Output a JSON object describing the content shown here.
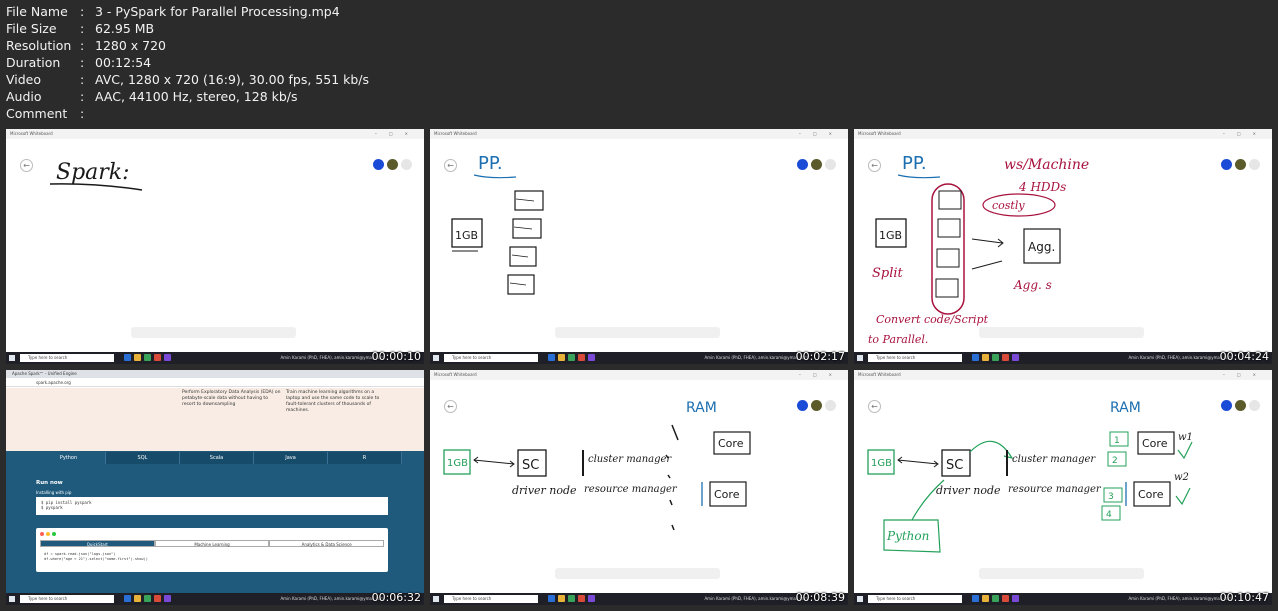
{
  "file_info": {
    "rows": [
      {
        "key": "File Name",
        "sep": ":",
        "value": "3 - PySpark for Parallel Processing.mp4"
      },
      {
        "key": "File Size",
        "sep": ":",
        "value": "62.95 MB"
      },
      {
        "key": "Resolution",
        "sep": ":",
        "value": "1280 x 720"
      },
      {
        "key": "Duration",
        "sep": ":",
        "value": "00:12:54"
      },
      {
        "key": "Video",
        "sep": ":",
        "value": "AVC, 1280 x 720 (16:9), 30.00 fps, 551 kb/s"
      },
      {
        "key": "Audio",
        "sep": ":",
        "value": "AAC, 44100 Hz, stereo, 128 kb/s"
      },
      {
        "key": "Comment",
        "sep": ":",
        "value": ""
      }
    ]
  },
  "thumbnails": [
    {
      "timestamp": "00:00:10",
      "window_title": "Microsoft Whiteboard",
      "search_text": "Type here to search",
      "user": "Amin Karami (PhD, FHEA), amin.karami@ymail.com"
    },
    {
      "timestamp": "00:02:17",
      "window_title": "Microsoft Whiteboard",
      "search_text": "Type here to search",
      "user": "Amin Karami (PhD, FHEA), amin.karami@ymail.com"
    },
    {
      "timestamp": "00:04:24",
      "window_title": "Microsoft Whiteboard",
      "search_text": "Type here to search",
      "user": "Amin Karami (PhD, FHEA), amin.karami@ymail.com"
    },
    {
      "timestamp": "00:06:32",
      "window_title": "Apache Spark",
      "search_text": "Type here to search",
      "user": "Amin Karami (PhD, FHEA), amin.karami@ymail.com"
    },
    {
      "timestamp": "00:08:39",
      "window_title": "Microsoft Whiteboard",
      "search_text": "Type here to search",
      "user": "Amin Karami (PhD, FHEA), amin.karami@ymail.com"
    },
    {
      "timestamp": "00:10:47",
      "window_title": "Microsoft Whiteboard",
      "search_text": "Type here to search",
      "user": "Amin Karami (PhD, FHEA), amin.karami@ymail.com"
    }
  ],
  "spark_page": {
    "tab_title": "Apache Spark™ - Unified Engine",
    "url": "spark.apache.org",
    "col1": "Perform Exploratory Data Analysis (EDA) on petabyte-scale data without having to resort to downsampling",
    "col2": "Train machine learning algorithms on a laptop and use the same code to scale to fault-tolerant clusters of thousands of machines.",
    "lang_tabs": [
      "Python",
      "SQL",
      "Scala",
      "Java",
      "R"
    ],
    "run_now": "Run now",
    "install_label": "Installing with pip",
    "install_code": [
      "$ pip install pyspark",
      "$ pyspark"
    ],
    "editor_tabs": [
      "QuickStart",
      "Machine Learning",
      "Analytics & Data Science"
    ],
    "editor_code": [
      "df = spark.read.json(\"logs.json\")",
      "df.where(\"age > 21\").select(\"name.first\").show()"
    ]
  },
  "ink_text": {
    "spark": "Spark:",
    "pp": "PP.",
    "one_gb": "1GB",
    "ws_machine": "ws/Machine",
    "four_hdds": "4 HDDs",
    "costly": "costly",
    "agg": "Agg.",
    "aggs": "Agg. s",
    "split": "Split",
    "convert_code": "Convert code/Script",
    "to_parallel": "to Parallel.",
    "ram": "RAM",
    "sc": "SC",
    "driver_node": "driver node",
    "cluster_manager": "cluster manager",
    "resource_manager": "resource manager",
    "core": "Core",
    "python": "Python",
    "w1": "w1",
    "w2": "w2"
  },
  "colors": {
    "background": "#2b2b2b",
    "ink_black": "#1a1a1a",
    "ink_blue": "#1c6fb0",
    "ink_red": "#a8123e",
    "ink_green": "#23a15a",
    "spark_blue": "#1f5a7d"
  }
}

...

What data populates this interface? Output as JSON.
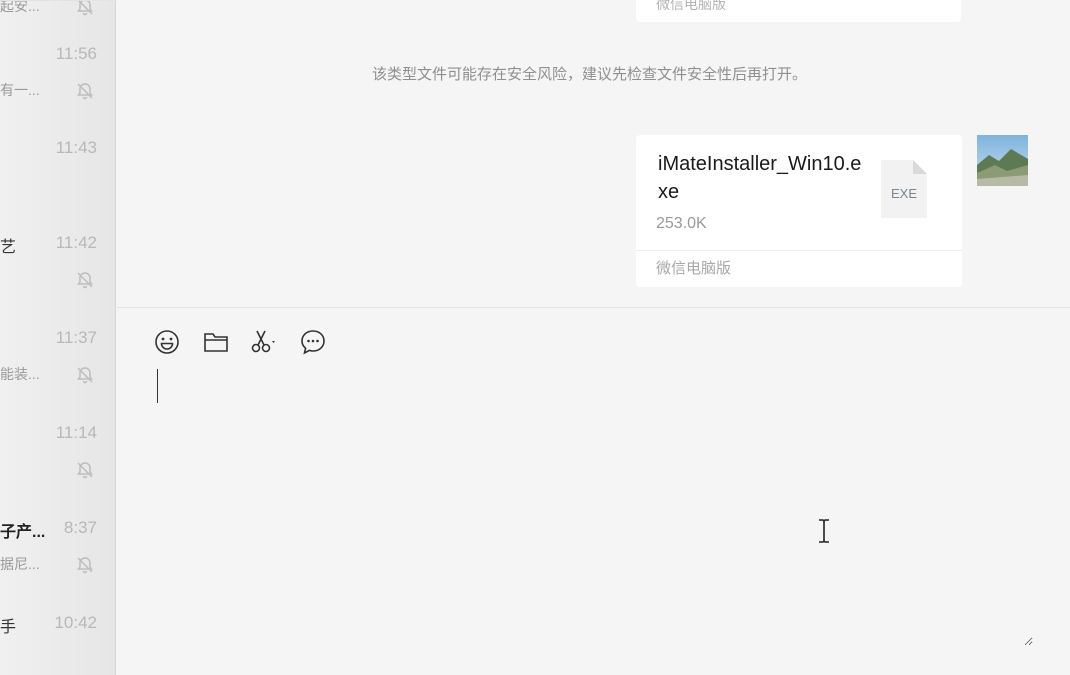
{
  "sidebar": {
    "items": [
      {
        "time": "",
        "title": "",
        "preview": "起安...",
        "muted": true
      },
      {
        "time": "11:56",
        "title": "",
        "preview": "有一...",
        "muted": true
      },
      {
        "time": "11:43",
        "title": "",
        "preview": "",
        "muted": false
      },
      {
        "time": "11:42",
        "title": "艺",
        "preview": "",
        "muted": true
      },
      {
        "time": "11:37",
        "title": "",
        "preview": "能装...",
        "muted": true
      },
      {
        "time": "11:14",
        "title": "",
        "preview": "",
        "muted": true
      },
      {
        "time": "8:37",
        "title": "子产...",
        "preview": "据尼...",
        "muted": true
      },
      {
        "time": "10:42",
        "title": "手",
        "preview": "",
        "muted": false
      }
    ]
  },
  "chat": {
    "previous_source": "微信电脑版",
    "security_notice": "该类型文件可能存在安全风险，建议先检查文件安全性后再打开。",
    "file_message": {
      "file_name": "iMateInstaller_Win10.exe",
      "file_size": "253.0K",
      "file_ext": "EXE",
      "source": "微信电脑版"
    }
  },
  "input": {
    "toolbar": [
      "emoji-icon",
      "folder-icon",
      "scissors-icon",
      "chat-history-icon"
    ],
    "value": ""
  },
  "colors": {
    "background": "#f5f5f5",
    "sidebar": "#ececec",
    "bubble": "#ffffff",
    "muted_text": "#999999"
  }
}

_Your task_.
Using the listing above, pull out all lines that hold the word "manager".

_Answer in full_.
    "cluster_manager": "cluster manager",
    "resource_manager": "resource manager",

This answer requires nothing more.